- What the exercise asks
Identify each line holding the string "visc" and copy it.

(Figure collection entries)

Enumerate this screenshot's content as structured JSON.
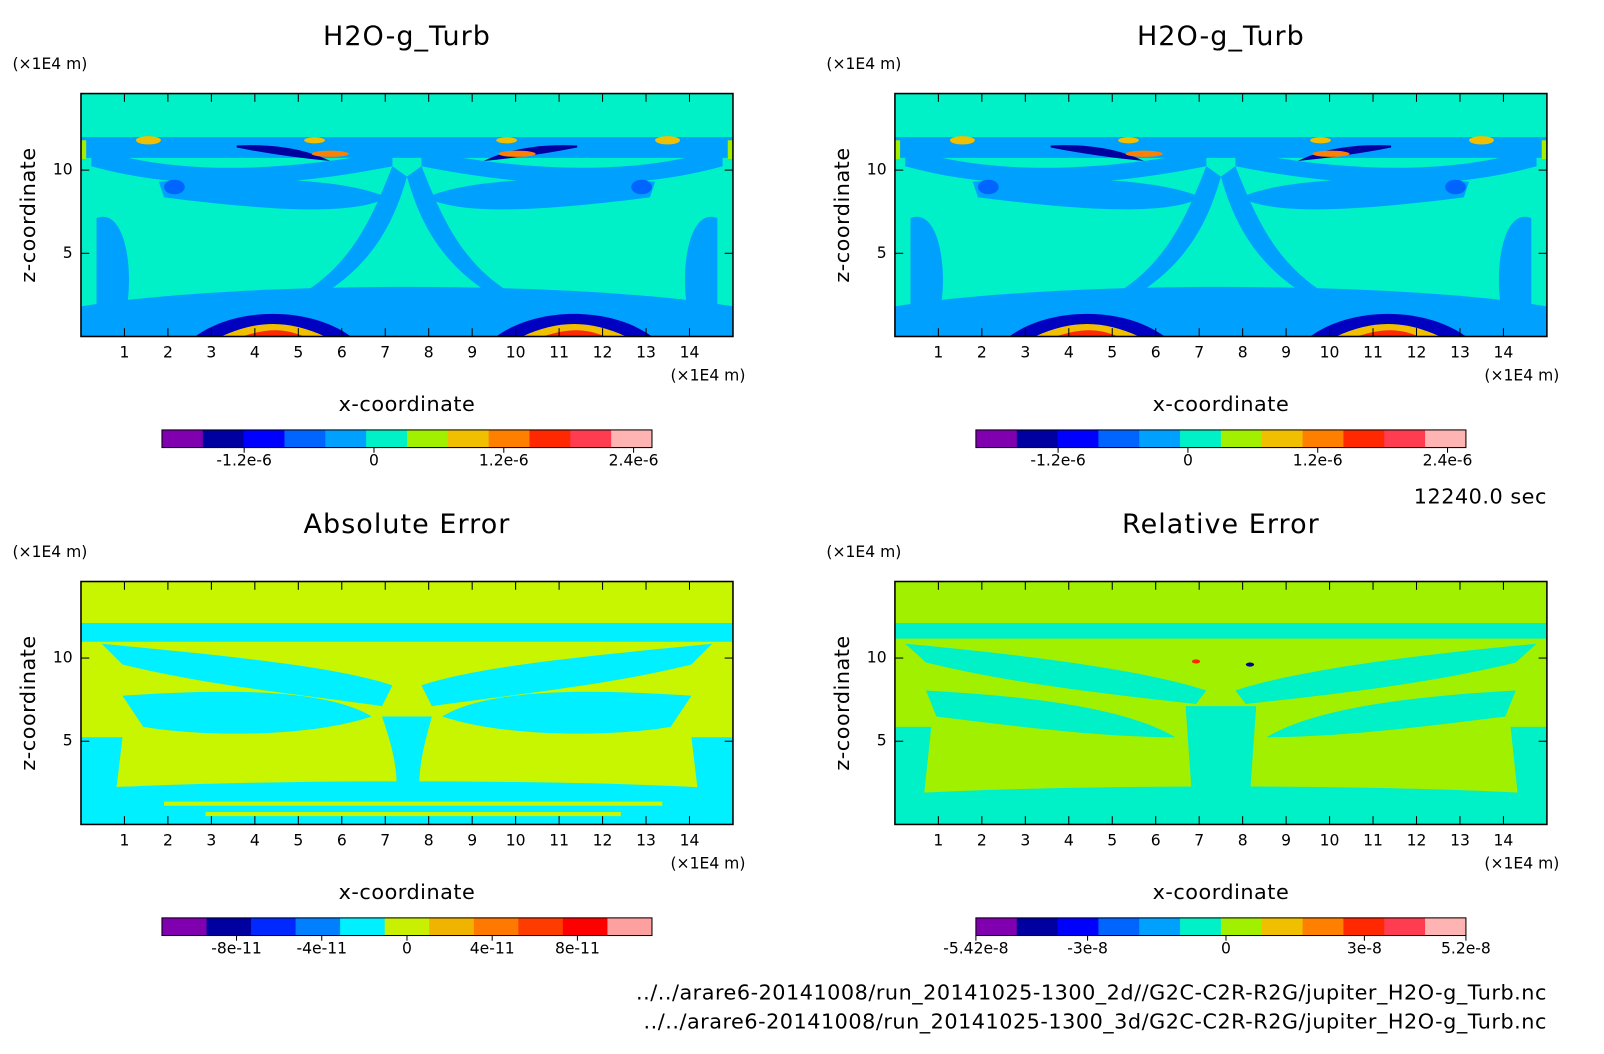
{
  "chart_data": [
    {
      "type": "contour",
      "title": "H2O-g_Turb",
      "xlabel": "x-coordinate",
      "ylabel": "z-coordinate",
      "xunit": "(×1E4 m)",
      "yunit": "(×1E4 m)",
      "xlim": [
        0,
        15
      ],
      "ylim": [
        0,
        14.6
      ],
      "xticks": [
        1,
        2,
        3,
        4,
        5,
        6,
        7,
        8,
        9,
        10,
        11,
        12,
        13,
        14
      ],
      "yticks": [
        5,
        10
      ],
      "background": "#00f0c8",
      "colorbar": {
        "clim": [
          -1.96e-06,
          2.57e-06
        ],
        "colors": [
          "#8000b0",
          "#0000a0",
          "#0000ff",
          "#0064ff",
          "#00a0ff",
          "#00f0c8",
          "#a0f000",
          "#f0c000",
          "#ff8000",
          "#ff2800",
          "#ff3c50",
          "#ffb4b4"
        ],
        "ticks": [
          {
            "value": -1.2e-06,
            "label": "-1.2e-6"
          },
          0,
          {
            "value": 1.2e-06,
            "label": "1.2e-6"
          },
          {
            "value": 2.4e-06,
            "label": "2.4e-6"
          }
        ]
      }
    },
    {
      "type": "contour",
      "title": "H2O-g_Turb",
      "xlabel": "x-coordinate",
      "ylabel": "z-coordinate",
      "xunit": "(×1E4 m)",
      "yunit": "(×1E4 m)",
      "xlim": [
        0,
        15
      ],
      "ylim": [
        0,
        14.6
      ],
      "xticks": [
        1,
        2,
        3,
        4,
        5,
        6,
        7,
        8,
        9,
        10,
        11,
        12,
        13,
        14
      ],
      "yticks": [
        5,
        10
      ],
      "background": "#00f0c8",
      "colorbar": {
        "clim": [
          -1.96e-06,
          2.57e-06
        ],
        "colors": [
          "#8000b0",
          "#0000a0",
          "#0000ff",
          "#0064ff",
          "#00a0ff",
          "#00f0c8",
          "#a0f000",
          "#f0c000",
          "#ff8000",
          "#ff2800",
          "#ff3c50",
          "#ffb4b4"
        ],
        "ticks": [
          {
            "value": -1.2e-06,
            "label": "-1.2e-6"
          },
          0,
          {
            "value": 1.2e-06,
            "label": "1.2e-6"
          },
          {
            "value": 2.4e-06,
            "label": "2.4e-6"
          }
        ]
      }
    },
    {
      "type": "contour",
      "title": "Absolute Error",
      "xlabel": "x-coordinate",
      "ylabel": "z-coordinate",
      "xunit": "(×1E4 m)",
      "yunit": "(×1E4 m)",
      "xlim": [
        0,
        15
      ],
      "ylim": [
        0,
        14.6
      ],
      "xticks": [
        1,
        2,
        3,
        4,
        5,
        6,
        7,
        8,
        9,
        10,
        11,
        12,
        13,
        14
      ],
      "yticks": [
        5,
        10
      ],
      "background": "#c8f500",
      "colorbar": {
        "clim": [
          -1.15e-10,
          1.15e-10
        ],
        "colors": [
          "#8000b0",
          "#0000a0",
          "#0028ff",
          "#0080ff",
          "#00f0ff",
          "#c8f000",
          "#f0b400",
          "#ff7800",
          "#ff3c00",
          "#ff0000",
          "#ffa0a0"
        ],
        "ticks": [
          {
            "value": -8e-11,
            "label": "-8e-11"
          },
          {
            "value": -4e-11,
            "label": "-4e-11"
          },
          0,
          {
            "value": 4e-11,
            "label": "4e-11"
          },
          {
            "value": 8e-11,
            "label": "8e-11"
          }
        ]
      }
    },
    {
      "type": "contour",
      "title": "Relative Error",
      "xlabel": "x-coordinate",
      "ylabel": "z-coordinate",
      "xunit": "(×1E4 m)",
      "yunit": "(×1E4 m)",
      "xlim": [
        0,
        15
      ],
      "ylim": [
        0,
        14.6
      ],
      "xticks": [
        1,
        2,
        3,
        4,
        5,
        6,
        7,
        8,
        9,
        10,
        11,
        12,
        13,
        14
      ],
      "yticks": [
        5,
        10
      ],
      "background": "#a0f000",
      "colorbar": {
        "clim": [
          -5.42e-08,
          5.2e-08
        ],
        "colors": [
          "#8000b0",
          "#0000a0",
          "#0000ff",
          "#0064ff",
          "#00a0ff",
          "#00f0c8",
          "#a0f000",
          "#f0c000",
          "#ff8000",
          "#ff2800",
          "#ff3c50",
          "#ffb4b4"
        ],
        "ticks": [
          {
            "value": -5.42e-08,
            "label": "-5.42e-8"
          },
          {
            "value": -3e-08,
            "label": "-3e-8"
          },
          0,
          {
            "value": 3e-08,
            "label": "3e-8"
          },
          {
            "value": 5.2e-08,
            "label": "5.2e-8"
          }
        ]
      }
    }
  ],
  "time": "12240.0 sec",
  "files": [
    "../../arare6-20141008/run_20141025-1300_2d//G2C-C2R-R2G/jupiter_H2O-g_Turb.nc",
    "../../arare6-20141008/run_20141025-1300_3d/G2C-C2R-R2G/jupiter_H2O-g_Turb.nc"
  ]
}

--

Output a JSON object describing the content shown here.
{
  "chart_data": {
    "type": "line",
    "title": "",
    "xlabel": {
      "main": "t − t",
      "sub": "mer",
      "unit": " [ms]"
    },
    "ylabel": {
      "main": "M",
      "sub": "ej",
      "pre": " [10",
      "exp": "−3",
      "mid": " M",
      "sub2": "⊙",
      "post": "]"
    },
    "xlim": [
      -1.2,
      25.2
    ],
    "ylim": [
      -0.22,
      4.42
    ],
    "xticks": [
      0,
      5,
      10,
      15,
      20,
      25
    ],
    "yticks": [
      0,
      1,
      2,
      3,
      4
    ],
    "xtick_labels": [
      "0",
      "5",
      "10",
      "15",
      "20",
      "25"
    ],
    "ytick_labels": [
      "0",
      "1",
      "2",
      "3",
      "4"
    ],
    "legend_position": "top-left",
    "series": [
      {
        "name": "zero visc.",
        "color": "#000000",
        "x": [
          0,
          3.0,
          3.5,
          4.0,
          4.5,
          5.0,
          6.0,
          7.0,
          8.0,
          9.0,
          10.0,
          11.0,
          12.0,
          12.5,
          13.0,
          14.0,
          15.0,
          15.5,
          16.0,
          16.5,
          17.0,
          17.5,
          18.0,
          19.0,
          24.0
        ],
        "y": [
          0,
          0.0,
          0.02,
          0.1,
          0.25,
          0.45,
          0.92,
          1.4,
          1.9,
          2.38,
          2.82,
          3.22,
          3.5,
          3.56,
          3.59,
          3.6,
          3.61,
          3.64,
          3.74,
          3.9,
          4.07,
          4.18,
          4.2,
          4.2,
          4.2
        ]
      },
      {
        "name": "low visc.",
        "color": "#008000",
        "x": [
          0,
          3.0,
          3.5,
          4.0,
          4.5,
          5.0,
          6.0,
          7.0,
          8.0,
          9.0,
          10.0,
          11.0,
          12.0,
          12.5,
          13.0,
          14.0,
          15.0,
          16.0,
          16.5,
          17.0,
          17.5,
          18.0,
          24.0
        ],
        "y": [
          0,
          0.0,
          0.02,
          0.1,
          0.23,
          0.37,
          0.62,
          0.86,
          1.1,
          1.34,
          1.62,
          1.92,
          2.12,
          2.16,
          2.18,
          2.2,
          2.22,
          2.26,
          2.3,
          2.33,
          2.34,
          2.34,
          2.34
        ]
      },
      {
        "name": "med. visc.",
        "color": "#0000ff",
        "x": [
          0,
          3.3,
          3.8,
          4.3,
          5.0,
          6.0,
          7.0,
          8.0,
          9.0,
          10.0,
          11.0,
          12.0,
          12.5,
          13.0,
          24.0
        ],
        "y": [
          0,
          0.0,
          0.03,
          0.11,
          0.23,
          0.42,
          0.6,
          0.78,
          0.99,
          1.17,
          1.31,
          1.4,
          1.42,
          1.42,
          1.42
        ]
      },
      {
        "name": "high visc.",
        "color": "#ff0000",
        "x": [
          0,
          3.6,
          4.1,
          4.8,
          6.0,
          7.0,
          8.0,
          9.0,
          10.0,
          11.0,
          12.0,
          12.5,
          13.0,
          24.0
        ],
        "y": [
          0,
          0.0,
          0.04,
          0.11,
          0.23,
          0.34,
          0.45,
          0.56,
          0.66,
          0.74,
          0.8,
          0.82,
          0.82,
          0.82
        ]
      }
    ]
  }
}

- The reply
        "name": "zero visc.",
        "name": "low visc.",
        "name": "med. visc.",
        "name": "high visc.",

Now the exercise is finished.